▶ [Stated task] Without omitting anything, return the records precisely as given.

[Items from a dataset]

--*--

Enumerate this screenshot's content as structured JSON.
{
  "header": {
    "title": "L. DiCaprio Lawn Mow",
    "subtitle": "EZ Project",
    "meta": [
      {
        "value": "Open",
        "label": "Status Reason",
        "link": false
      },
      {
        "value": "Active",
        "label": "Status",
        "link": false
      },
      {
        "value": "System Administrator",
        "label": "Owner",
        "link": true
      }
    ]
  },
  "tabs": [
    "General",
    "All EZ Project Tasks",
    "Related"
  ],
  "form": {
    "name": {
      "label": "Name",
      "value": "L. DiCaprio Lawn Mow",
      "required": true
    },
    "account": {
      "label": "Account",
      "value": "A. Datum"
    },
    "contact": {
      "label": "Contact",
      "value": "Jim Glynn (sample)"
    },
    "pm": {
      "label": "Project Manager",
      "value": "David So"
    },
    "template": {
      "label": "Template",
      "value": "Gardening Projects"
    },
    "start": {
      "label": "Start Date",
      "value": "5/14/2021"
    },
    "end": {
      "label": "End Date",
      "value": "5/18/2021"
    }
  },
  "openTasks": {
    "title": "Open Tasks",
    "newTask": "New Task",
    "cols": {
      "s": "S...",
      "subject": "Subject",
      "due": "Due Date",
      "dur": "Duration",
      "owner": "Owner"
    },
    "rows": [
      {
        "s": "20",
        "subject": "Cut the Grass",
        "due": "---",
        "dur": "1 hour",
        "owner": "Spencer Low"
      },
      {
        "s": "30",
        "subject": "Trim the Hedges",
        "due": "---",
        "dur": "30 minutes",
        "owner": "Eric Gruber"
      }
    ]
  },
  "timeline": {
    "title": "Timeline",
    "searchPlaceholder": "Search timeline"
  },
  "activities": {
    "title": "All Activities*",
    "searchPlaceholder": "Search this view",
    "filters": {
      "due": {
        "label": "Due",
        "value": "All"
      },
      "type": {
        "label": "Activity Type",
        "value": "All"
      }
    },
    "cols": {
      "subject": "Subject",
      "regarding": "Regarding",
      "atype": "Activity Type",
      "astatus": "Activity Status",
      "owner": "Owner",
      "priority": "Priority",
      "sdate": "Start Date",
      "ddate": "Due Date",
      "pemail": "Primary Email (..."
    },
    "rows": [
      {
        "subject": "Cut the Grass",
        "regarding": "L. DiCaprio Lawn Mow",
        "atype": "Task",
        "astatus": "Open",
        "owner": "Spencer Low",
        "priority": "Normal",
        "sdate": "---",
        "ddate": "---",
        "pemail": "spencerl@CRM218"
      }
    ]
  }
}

--*--

▶ [The answer]
Enumerate this screenshot's content as structured JSON.
{
  "header": {
    "title": "L. DiCaprio Lawn Mow",
    "subtitle": "EZ Project",
    "meta": [
      {
        "value": "Open",
        "label": "Status Reason",
        "link": false
      },
      {
        "value": "Active",
        "label": "Status",
        "link": false
      },
      {
        "value": "System Administrator",
        "label": "Owner",
        "link": true
      }
    ]
  },
  "tabs": [
    "General",
    "All EZ Project Tasks",
    "Related"
  ],
  "form": {
    "name": {
      "label": "Name",
      "value": "L. DiCaprio Lawn Mow",
      "required": true
    },
    "account": {
      "label": "Account",
      "value": "A. Datum"
    },
    "contact": {
      "label": "Contact",
      "value": "Jim Glynn (sample)"
    },
    "pm": {
      "label": "Project Manager",
      "value": "David So"
    },
    "template": {
      "label": "Template",
      "value": "Gardening Projects"
    },
    "start": {
      "label": "Start Date",
      "value": "5/14/2021"
    },
    "end": {
      "label": "End Date",
      "value": "5/18/2021"
    }
  },
  "openTasks": {
    "title": "Open Tasks",
    "newTask": "New Task",
    "cols": {
      "s": "S...",
      "subject": "Subject",
      "due": "Due Date",
      "dur": "Duration",
      "owner": "Owner"
    },
    "rows": [
      {
        "s": "20",
        "subject": "Cut the Grass",
        "due": "---",
        "dur": "1 hour",
        "owner": "Spencer Low"
      },
      {
        "s": "30",
        "subject": "Trim the Hedges",
        "due": "---",
        "dur": "30 minutes",
        "owner": "Eric Gruber"
      }
    ]
  },
  "timeline": {
    "title": "Timeline",
    "searchPlaceholder": "Search timeline"
  },
  "activities": {
    "title": "All Activities*",
    "searchPlaceholder": "Search this view",
    "filters": {
      "due": {
        "label": "Due",
        "value": "All"
      },
      "type": {
        "label": "Activity Type",
        "value": "All"
      }
    },
    "cols": {
      "subject": "Subject",
      "regarding": "Regarding",
      "atype": "Activity Type",
      "astatus": "Activity Status",
      "owner": "Owner",
      "priority": "Priority",
      "sdate": "Start Date",
      "ddate": "Due Date",
      "pemail": "Primary Email (..."
    },
    "rows": [
      {
        "subject": "Cut the Grass",
        "regarding": "L. DiCaprio Lawn Mow",
        "atype": "Task",
        "astatus": "Open",
        "owner": "Spencer Low",
        "priority": "Normal",
        "sdate": "---",
        "ddate": "---",
        "pemail": "spencerl@CRM218"
      }
    ]
  }
}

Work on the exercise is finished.